Aufgabenstellung 1:
Schreib den Text über die Rekordhausse an der Wallstreet vollständig und ohne jede Änderung ab.

--- Ausgangstext ---

An Wallstreet kommt Champagnerlaune auf. Am Mittwoch können die US-Börsen die längste Hausse der Geschichte feiern. Der renommierte US-Finanzhistoriker Richard Sylla warnt jedoch, dass die Party bald vorbei ist.
Es ist ein Moment für die Geschichtsbücher. Heute Mittwoch sind es 3452 Tage her, seit die Hausse an den amerikanischen Aktienmärkten am 9. März 2009 begonnen hat. Es ist damit der längste Aufwärtstrend in den Chroniken Wallstreets ohne einen Rückschlag von 20% oder mehr. Für den Finanzhistoriker Richard Sylla ist das jedoch kein Grund, übermütig zu werden. Der renommierte Professor emeritus an der New York University erklärt im Interview, weshalb es bis zum nächsten Crash höchstens noch ein bis zwei Jahre dauern dürfte.
Professor Sylla, die Hausse am amerikanischen Aktienmarkt hält inzwischen fast neuneinhalb Jahre an. Wie ungewöhnlich ist das für Sie als Finanzhistoriker?
Die Kursavancen haben sich dieses Jahr zwar etwas verlangsamt. Trotzdem halten sich die US-Börsen gut und bewegen sich nur knapp unter der Rekordmarke von Ende Januar. Das überrascht, gibt es doch diverse Unsicherheitsfaktoren: Die Währungskrise in der Türkei, die Probleme mit Italien in der EU sowie die Gefahr eines Handelskriegs. Hinzu kommt das erratische Verhalten von Präsident Trump.
Wie erklären Sie sich also, dass die Finanzmärkte diese Risiken weitgehend ignorieren?

--- Extrahierte Daten ---

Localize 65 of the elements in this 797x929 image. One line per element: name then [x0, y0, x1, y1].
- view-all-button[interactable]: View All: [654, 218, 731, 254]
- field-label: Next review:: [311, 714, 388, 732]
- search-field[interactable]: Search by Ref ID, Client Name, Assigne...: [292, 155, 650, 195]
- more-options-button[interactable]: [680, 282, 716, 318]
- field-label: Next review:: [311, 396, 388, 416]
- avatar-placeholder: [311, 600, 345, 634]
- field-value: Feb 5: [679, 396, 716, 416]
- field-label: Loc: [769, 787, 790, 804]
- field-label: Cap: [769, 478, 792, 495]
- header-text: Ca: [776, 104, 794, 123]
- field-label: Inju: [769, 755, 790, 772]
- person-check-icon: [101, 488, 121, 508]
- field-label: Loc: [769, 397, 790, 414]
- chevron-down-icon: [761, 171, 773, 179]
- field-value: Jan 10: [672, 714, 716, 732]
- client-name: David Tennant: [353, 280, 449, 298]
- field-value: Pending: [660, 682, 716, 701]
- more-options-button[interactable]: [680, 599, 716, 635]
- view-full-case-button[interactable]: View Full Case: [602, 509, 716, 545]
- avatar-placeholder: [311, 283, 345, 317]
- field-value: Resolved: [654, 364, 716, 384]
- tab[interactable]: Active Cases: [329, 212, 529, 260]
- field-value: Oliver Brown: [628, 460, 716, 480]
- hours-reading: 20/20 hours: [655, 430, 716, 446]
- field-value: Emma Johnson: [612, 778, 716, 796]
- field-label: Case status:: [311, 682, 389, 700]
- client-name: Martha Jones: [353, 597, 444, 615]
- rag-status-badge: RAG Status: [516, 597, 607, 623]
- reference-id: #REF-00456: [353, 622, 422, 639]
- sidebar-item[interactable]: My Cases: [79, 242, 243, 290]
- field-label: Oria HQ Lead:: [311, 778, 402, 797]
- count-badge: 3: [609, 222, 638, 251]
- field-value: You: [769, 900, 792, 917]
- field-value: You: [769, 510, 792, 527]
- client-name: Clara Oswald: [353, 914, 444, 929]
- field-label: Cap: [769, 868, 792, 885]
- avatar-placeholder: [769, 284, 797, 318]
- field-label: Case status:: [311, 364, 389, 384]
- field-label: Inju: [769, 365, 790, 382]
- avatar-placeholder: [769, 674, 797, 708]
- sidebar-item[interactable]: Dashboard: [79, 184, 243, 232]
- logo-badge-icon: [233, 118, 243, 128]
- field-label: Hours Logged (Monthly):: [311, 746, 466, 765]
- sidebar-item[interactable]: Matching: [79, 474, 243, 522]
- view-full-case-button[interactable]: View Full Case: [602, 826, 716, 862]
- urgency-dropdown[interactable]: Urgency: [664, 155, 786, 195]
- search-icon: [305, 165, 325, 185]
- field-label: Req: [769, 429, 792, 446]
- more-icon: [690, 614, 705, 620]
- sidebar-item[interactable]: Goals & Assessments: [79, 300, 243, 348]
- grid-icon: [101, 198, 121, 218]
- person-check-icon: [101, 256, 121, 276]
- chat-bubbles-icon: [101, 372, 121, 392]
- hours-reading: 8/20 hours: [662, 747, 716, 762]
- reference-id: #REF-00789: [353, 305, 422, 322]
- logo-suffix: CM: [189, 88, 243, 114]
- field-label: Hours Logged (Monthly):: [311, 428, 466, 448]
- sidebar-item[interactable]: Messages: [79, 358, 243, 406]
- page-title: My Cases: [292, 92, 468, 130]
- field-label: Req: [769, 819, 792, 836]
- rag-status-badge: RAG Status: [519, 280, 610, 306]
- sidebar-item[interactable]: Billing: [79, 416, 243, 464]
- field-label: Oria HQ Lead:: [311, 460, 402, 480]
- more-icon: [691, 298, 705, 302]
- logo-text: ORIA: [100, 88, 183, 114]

---

Aufgabenstellung 2:
Filtere die Zeilen und übernimm jede, in der das Wort „reading“ vorkommt, unverändert.

Endergebnis 1:
An Wallstreet kommt Champagnerlaune auf. Am Mittwoch können die US-Börsen die längste Hausse der Geschichte feiern. Der renommierte US-Finanzhistoriker Richard Sylla warnt jedoch, dass die Party bald vorbei ist.
Es ist ein Moment für die Geschichtsbücher. Heute Mittwoch sind es 3452 Tage her, seit die Hausse an den amerikanischen Aktienmärkten am 9. März 2009 begonnen hat. Es ist damit der längste Aufwärtstrend in den Chroniken Wallstreets ohne einen Rückschlag von 20% oder mehr. Für den Finanzhistoriker Richard Sylla ist das jedoch kein Grund, übermütig zu werden. Der renommierte Professor emeritus an der New York University erklärt im Interview, weshalb es bis zum nächsten Crash höchstens noch ein bis zwei Jahre dauern dürfte.
Professor Sylla, die Hausse am amerikanischen Aktienmarkt hält inzwischen fast neuneinhalb Jahre an. Wie ungewöhnlich ist das für Sie als Finanzhistoriker?
Die Kursavancen haben sich dieses Jahr zwar etwas verlangsamt. Trotzdem halten sich die US-Börsen gut und bewegen sich nur knapp unter der Rekordmarke von Ende Januar. Das überrascht, gibt es doch diverse Unsicherheitsfaktoren: Die Währungskrise in der Türkei, die Probleme mit Italien in der EU sowie die Gefahr eines Handelskriegs. Hinzu kommt das erratische Verhalten von Präsident Trump.
Wie erklären Sie sich also, dass die Finanzmärkte diese Risiken weitgehend ignorieren?

Endergebnis 2:
- hours-reading: 20/20 hours: [655, 430, 716, 446]
- hours-reading: 8/20 hours: [662, 747, 716, 762]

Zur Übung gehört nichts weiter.